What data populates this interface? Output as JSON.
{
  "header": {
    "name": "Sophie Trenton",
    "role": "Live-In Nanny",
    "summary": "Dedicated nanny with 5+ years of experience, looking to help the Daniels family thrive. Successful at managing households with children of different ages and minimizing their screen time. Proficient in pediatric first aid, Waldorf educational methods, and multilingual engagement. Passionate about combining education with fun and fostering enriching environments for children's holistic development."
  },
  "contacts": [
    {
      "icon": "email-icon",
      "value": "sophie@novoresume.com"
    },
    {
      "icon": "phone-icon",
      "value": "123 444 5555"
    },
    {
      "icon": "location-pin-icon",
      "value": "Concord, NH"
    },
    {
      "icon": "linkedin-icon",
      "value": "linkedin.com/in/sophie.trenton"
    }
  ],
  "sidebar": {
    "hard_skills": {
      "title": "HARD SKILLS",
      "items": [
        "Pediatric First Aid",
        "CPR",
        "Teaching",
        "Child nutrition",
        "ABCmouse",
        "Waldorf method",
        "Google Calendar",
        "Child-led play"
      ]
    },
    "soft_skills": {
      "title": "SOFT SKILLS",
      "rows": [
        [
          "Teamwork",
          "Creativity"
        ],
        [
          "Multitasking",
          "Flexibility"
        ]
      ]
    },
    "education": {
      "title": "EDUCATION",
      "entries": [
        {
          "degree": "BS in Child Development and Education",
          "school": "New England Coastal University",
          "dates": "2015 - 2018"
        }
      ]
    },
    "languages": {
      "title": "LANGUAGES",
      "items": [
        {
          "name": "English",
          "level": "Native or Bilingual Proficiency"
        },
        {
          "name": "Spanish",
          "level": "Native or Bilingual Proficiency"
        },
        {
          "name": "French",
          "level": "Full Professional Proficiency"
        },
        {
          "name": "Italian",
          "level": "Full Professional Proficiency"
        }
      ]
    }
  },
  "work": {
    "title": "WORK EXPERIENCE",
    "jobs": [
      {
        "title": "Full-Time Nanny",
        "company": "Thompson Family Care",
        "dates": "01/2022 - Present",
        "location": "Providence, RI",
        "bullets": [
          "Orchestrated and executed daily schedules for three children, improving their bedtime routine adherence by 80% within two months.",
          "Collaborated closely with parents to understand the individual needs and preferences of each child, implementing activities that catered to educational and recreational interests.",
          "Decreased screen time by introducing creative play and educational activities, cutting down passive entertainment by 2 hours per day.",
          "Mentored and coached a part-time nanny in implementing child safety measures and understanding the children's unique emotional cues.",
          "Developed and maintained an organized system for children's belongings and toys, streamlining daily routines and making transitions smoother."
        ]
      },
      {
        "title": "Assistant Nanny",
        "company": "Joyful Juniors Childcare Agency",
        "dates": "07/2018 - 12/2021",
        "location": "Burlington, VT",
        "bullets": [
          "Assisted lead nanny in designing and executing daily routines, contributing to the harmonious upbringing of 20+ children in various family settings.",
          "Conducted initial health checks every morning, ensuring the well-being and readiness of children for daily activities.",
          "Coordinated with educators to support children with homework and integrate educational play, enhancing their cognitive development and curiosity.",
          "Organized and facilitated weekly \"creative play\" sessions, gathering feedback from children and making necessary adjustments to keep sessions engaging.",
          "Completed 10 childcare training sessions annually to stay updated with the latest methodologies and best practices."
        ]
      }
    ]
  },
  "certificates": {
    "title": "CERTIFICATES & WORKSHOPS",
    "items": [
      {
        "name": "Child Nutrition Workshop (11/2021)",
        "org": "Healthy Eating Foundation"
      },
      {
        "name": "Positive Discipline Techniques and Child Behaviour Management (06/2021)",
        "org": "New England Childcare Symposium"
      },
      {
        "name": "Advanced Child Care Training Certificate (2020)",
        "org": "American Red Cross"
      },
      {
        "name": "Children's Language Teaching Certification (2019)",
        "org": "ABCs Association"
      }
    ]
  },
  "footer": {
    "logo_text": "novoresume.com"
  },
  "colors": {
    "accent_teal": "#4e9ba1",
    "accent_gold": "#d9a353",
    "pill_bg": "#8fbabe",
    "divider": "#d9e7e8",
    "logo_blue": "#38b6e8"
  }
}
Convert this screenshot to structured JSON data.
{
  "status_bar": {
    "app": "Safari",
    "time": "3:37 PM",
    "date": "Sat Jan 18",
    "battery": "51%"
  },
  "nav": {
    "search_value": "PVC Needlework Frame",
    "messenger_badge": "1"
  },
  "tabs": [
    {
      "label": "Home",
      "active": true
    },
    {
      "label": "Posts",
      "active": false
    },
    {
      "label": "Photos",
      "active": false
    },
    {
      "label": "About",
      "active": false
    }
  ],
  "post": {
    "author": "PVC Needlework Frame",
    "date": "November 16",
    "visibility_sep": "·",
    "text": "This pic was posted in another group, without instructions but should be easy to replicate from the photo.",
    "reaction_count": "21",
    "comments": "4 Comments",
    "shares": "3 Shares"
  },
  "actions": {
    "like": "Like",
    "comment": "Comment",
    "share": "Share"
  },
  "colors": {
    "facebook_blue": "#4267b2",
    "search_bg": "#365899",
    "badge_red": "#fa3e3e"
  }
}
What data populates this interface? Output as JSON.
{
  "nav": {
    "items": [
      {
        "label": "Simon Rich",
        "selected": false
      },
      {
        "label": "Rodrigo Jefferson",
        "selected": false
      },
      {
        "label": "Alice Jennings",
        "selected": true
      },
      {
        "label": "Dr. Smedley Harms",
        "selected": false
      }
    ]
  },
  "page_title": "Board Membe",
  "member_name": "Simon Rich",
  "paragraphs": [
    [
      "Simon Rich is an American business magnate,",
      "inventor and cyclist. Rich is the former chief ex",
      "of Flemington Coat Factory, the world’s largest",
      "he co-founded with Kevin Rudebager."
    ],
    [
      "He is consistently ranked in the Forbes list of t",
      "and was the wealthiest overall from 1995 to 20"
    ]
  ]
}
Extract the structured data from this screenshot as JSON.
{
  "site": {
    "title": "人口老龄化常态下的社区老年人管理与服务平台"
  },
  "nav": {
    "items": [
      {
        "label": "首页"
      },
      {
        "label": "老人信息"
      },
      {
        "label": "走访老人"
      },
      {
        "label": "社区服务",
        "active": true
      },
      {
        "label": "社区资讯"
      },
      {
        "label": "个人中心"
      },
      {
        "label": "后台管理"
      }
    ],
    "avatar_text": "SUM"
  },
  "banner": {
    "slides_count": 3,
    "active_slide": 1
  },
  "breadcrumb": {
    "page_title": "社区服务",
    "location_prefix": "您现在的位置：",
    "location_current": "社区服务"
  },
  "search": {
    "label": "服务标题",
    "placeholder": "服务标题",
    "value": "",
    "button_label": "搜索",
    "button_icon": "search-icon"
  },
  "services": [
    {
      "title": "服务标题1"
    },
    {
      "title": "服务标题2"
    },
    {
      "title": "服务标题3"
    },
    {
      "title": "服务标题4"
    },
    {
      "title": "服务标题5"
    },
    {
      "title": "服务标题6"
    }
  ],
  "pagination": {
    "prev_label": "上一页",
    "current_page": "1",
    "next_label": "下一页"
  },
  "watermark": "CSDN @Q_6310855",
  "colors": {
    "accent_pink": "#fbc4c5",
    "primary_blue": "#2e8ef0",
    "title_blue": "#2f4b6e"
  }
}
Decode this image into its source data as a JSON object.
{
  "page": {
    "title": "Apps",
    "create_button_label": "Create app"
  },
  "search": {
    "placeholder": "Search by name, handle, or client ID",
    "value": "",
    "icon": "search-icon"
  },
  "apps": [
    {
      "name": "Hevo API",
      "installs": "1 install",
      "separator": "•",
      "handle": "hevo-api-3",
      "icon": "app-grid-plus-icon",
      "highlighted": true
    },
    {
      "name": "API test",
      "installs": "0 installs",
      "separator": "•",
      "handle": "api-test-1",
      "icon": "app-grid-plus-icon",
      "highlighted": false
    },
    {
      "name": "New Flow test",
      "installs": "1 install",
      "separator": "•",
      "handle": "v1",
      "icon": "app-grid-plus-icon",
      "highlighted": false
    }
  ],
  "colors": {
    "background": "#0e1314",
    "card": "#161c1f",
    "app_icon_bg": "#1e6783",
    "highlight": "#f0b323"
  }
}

------------------------------------------------

**Task to complete:**
Using the entries above, find all lines with "placeholder". Copy them.

**Result of this exercise:**
    "placeholder": "服务标题",
    "placeholder": "Search by name, handle, or client ID",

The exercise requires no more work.